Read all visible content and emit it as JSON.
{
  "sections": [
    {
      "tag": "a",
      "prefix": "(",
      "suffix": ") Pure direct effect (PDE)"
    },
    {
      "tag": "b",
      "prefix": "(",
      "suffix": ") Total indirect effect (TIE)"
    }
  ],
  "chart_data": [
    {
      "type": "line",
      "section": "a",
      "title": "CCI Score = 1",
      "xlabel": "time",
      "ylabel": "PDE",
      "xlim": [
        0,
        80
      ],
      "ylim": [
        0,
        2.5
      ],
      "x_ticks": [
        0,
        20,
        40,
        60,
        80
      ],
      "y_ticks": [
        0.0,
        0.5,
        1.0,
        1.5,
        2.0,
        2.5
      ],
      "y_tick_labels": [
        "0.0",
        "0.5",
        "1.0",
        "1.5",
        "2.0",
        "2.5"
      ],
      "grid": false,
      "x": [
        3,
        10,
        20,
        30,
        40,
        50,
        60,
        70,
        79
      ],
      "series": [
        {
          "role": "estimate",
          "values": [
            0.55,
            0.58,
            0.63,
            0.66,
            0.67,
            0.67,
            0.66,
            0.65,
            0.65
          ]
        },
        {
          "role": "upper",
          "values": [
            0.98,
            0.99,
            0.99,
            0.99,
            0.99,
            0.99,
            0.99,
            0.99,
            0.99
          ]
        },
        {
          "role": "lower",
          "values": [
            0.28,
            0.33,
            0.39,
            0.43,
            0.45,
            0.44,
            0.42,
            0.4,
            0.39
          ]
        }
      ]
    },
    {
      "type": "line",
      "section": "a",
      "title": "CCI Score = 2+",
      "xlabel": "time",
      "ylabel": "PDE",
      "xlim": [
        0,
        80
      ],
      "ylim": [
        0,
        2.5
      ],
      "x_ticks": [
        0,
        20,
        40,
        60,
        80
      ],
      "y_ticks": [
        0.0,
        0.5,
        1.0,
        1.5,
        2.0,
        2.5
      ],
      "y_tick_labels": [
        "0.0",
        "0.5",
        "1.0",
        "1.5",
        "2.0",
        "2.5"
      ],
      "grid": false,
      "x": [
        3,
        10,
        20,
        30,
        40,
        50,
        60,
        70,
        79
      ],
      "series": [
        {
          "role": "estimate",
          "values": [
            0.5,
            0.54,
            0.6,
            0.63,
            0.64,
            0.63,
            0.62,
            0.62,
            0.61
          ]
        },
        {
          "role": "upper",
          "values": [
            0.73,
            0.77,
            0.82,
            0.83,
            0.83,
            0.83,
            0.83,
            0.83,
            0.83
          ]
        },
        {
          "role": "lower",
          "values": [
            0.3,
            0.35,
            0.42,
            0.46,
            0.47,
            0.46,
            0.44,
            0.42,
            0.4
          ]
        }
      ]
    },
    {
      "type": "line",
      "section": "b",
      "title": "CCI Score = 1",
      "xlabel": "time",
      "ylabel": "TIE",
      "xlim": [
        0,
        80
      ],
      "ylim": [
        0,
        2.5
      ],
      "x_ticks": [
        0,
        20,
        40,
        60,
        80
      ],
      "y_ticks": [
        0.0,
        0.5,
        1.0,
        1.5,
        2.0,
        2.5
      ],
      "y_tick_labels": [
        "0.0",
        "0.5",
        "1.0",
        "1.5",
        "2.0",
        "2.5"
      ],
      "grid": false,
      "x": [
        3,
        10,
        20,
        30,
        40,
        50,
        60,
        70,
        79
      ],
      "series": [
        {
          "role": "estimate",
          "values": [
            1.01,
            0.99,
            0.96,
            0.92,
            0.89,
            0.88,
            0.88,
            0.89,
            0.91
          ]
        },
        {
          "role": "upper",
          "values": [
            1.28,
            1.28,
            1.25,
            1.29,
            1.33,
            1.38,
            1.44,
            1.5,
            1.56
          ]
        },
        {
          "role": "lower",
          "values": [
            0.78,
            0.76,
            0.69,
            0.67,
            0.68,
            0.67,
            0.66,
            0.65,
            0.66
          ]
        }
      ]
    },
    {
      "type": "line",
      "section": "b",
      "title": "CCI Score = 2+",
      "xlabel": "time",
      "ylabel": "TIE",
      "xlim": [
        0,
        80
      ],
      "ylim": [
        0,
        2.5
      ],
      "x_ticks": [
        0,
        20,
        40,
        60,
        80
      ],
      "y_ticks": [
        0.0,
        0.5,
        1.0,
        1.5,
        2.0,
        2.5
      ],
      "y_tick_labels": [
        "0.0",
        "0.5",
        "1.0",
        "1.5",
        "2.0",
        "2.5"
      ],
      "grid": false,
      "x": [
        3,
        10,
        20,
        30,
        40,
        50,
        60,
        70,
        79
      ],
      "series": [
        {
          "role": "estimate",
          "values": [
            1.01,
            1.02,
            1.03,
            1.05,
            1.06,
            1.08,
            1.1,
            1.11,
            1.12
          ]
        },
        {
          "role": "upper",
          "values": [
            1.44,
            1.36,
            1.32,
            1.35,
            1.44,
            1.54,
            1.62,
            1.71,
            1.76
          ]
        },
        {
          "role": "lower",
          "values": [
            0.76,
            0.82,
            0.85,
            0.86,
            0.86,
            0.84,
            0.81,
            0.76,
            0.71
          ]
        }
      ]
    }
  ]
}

****

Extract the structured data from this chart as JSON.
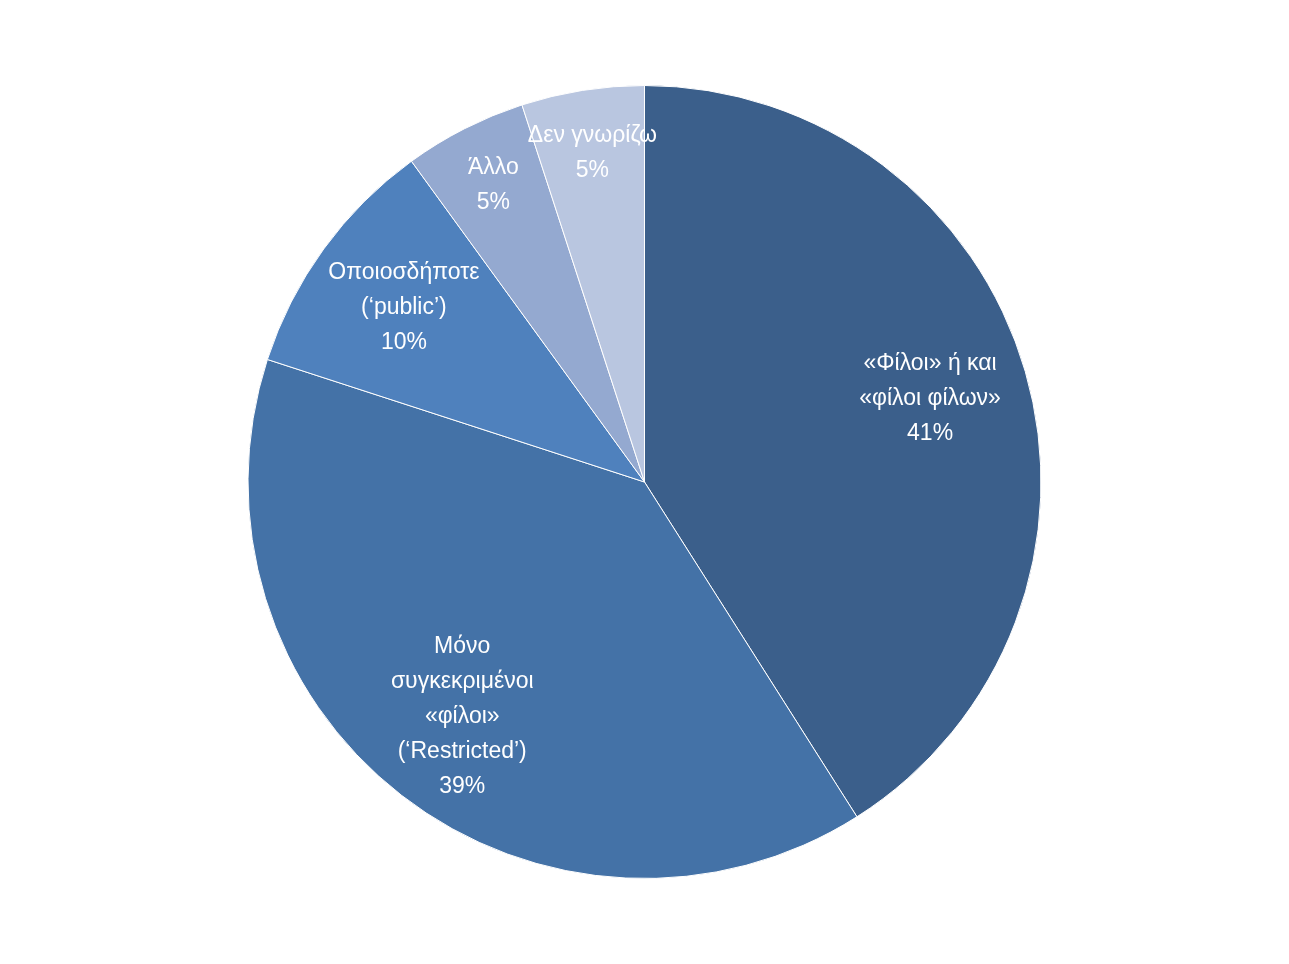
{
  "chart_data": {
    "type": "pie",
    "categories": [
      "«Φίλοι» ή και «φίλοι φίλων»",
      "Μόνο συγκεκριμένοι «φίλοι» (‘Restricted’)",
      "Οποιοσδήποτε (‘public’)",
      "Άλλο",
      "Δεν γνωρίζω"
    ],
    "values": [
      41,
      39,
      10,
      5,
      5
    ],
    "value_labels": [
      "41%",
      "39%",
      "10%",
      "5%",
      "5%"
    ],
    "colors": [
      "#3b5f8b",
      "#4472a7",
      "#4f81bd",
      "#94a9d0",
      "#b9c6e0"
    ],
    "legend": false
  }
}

****

## Task
Check each line above for "effect" and return the ones that have it.

## Answer for this exercise
      "suffix": ") Pure direct effect (PDE)"
      "suffix": ") Total indirect effect (TIE)"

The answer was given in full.